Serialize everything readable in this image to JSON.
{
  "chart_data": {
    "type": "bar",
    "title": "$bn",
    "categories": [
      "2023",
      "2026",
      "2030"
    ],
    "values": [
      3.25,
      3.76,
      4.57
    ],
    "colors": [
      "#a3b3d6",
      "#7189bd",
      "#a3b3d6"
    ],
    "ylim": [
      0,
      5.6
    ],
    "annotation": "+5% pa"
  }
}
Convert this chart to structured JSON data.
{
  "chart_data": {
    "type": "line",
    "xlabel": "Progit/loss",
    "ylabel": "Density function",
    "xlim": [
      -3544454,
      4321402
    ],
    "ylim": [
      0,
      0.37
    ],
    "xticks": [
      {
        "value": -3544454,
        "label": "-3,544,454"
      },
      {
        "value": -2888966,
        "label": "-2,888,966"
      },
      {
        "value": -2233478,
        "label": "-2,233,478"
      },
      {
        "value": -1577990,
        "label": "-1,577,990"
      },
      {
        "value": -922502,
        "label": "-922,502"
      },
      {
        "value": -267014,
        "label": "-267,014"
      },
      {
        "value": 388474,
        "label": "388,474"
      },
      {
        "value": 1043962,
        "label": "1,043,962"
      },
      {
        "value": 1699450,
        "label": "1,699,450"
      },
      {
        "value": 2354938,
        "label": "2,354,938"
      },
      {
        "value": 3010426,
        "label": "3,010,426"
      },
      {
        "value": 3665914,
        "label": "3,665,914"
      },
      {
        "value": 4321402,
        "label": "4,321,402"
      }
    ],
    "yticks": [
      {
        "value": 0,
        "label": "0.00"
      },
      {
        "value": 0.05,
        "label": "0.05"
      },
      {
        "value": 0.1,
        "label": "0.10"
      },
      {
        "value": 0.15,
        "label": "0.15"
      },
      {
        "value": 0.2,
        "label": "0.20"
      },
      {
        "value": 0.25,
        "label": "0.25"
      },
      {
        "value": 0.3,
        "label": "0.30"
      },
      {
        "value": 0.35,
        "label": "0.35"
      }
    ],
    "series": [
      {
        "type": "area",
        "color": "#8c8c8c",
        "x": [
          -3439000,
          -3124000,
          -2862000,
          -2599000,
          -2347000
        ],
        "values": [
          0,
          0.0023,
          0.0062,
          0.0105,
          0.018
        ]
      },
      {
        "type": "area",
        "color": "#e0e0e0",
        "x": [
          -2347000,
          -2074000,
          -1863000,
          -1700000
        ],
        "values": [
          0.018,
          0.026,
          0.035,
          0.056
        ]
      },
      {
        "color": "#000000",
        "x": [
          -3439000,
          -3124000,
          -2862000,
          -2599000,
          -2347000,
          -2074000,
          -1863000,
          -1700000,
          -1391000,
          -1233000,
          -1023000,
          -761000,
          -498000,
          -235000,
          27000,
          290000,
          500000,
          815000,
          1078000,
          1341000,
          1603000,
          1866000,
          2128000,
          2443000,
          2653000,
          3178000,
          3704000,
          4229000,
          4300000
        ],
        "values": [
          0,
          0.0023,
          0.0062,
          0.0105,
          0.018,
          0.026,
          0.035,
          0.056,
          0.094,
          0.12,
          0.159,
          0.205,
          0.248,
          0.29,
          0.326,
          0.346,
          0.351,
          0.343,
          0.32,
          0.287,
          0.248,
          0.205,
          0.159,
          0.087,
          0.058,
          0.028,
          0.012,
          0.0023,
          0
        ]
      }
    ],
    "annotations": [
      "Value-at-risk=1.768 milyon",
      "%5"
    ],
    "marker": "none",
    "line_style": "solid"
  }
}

════════

Reproduce each line verbatim.

- Answer to the problem -
Serialize everything readable in this image to JSON.
{
  "chart_data": {
    "type": "bar",
    "title": "$bn",
    "categories": [
      "2023",
      "2026",
      "2030"
    ],
    "values": [
      3.25,
      3.76,
      4.57
    ],
    "colors": [
      "#a3b3d6",
      "#7189bd",
      "#a3b3d6"
    ],
    "ylim": [
      0,
      5.6
    ],
    "annotation": "+5% pa"
  }
}
Convert this chart to structured JSON data.
{
  "chart_data": {
    "type": "line",
    "xlabel": "Progit/loss",
    "ylabel": "Density function",
    "xlim": [
      -3544454,
      4321402
    ],
    "ylim": [
      0,
      0.37
    ],
    "xticks": [
      {
        "value": -3544454,
        "label": "-3,544,454"
      },
      {
        "value": -2888966,
        "label": "-2,888,966"
      },
      {
        "value": -2233478,
        "label": "-2,233,478"
      },
      {
        "value": -1577990,
        "label": "-1,577,990"
      },
      {
        "value": -922502,
        "label": "-922,502"
      },
      {
        "value": -267014,
        "label": "-267,014"
      },
      {
        "value": 388474,
        "label": "388,474"
      },
      {
        "value": 1043962,
        "label": "1,043,962"
      },
      {
        "value": 1699450,
        "label": "1,699,450"
      },
      {
        "value": 2354938,
        "label": "2,354,938"
      },
      {
        "value": 3010426,
        "label": "3,010,426"
      },
      {
        "value": 3665914,
        "label": "3,665,914"
      },
      {
        "value": 4321402,
        "label": "4,321,402"
      }
    ],
    "yticks": [
      {
        "value": 0,
        "label": "0.00"
      },
      {
        "value": 0.05,
        "label": "0.05"
      },
      {
        "value": 0.1,
        "label": "0.10"
      },
      {
        "value": 0.15,
        "label": "0.15"
      },
      {
        "value": 0.2,
        "label": "0.20"
      },
      {
        "value": 0.25,
        "label": "0.25"
      },
      {
        "value": 0.3,
        "label": "0.30"
      },
      {
        "value": 0.35,
        "label": "0.35"
      }
    ],
    "series": [
      {
        "type": "area",
        "color": "#8c8c8c",
        "x": [
          -3439000,
          -3124000,
          -2862000,
          -2599000,
          -2347000
        ],
        "values": [
          0,
          0.0023,
          0.0062,
          0.0105,
          0.018
        ]
      },
      {
        "type": "area",
        "color": "#e0e0e0",
        "x": [
          -2347000,
          -2074000,
          -1863000,
          -1700000
        ],
        "values": [
          0.018,
          0.026,
          0.035,
          0.056
        ]
      },
      {
        "color": "#000000",
        "x": [
          -3439000,
          -3124000,
          -2862000,
          -2599000,
          -2347000,
          -2074000,
          -1863000,
          -1700000,
          -1391000,
          -1233000,
          -1023000,
          -761000,
          -498000,
          -235000,
          27000,
          290000,
          500000,
          815000,
          1078000,
          1341000,
          1603000,
          1866000,
          2128000,
          2443000,
          2653000,
          3178000,
          3704000,
          4229000,
          4300000
        ],
        "values": [
          0,
          0.0023,
          0.0062,
          0.0105,
          0.018,
          0.026,
          0.035,
          0.056,
          0.094,
          0.12,
          0.159,
          0.205,
          0.248,
          0.29,
          0.326,
          0.346,
          0.351,
          0.343,
          0.32,
          0.287,
          0.248,
          0.205,
          0.159,
          0.087,
          0.058,
          0.028,
          0.012,
          0.0023,
          0
        ]
      }
    ],
    "annotations": [
      "Value-at-risk=1.768 milyon",
      "%5"
    ],
    "marker": "none",
    "line_style": "solid"
  }
}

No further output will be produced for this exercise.